>> start

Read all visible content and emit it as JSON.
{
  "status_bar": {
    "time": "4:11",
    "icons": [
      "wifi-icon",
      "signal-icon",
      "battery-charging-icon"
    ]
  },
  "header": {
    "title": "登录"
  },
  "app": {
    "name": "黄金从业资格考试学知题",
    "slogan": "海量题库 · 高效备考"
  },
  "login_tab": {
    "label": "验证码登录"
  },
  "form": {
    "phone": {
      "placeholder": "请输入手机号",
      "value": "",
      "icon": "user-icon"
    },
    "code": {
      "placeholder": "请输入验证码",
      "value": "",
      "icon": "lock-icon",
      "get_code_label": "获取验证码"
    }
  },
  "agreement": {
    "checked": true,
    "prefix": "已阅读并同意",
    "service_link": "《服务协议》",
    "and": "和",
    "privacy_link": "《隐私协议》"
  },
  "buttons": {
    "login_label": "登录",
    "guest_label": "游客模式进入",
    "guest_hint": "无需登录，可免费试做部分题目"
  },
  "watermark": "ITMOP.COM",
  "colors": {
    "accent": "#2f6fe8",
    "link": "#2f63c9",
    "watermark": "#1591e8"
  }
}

>> end

- [EXERCISE INSTRUCTIONS]:
All of the entries above must be quoted exactly.

- [ANSWER TO THIS PROBLEM]:
Read all visible content and emit it as JSON.
{
  "status_bar": {
    "time": "4:11",
    "icons": [
      "wifi-icon",
      "signal-icon",
      "battery-charging-icon"
    ]
  },
  "header": {
    "title": "登录"
  },
  "app": {
    "name": "黄金从业资格考试学知题",
    "slogan": "海量题库 · 高效备考"
  },
  "login_tab": {
    "label": "验证码登录"
  },
  "form": {
    "phone": {
      "placeholder": "请输入手机号",
      "value": "",
      "icon": "user-icon"
    },
    "code": {
      "placeholder": "请输入验证码",
      "value": "",
      "icon": "lock-icon",
      "get_code_label": "获取验证码"
    }
  },
  "agreement": {
    "checked": true,
    "prefix": "已阅读并同意",
    "service_link": "《服务协议》",
    "and": "和",
    "privacy_link": "《隐私协议》"
  },
  "buttons": {
    "login_label": "登录",
    "guest_label": "游客模式进入",
    "guest_hint": "无需登录，可免费试做部分题目"
  },
  "watermark": "ITMOP.COM",
  "colors": {
    "accent": "#2f6fe8",
    "link": "#2f63c9",
    "watermark": "#1591e8"
  }
}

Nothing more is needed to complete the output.